(Saved entries)
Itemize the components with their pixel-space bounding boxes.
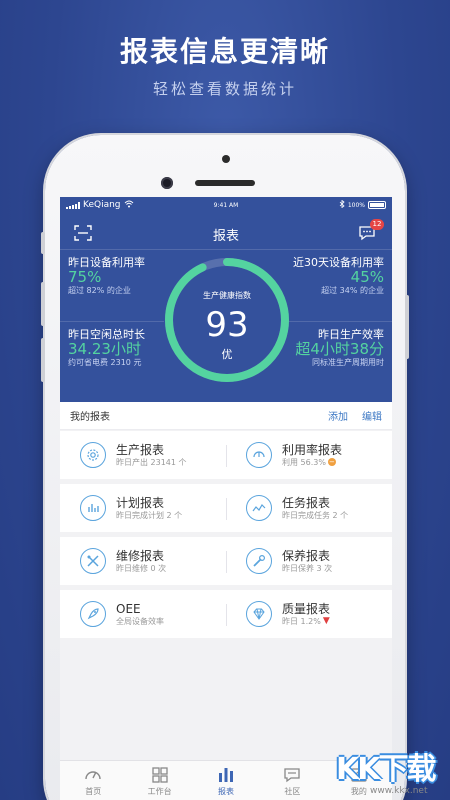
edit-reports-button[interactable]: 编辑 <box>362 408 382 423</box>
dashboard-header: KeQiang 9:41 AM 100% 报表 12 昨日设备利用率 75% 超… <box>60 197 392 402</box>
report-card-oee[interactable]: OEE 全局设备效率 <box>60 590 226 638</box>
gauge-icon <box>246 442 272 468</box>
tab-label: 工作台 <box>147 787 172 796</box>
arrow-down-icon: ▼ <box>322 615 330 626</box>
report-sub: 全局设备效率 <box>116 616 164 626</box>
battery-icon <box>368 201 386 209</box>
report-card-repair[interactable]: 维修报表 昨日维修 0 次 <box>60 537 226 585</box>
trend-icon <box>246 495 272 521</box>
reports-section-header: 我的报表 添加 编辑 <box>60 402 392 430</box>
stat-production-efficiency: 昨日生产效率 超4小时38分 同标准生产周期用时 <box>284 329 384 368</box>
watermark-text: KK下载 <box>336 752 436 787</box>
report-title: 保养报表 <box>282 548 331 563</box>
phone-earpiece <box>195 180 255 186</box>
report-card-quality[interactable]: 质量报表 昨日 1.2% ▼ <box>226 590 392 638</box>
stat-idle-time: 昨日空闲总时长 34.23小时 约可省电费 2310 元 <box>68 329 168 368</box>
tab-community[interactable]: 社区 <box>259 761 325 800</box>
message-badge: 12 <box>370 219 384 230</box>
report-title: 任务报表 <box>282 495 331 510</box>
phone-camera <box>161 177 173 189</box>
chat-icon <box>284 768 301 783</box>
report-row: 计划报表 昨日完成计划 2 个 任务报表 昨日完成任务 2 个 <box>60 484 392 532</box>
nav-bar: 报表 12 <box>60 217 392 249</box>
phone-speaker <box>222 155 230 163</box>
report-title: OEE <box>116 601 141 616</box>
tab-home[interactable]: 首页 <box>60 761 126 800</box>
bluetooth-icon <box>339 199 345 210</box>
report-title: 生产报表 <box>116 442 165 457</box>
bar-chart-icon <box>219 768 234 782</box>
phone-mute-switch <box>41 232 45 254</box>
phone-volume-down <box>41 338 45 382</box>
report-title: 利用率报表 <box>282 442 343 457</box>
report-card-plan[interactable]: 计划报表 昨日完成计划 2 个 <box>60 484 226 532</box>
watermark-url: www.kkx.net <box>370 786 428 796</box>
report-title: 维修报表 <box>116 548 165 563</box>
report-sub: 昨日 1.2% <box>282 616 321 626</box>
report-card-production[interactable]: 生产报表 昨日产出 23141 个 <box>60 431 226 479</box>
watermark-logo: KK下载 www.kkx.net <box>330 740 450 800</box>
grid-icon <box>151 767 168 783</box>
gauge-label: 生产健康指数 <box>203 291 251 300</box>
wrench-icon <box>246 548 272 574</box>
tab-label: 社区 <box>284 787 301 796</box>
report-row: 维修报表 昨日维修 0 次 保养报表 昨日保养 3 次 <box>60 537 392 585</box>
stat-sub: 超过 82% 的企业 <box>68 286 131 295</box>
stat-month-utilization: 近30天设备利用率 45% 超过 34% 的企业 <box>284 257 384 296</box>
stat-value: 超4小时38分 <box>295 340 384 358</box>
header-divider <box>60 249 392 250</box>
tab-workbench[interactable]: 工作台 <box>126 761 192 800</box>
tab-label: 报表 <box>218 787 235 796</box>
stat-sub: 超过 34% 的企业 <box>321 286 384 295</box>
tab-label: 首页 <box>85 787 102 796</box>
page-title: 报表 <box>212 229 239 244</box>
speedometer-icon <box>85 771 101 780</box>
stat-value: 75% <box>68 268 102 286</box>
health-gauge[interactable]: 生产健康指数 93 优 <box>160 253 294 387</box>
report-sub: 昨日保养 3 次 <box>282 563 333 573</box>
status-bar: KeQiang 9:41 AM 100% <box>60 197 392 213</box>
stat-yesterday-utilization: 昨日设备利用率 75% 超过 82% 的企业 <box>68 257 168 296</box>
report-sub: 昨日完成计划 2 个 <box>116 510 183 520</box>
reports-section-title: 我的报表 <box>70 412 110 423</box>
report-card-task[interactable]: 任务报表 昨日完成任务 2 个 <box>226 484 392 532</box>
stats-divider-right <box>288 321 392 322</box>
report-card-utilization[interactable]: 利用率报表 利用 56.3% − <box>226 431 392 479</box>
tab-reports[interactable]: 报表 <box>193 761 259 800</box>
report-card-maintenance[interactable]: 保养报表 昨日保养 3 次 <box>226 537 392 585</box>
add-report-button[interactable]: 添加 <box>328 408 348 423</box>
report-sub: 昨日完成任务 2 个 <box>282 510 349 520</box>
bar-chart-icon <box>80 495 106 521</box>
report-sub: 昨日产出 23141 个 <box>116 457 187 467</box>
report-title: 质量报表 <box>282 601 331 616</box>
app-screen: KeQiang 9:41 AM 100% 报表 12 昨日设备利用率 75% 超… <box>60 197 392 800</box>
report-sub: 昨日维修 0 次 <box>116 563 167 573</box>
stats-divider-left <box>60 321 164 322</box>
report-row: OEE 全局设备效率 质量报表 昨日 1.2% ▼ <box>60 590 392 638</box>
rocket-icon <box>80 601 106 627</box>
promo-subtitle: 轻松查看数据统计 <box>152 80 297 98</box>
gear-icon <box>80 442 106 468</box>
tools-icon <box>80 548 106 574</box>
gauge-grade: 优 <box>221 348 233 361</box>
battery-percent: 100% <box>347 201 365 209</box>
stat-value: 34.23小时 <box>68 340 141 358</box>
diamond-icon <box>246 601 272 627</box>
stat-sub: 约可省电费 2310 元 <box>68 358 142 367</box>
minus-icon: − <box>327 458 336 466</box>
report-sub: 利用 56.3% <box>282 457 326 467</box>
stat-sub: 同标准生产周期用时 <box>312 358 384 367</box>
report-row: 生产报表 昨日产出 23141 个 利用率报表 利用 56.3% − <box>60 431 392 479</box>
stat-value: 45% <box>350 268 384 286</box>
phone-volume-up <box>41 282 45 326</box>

> [DO THIS]
In the data between the lines holding "edit-reports-button[interactable]: 编辑 <box>362" and "arrow-down-icon: ▼ <box>322 615 330 626</box>", inclusive, change "gauge-icon" to "meter-icon" and leave everything else as it is. Output only those lines.

> [SOLUTION]
edit-reports-button[interactable]: 编辑 <box>362 408 382 423</box>
dashboard-header: KeQiang 9:41 AM 100% 报表 12 昨日设备利用率 75% 超… <box>60 197 392 402</box>
report-card-oee[interactable]: OEE 全局设备效率 <box>60 590 226 638</box>
meter-icon <box>246 442 272 468</box>
tab-label: 工作台 <box>147 787 172 796</box>
arrow-down-icon: ▼ <box>322 615 330 626</box>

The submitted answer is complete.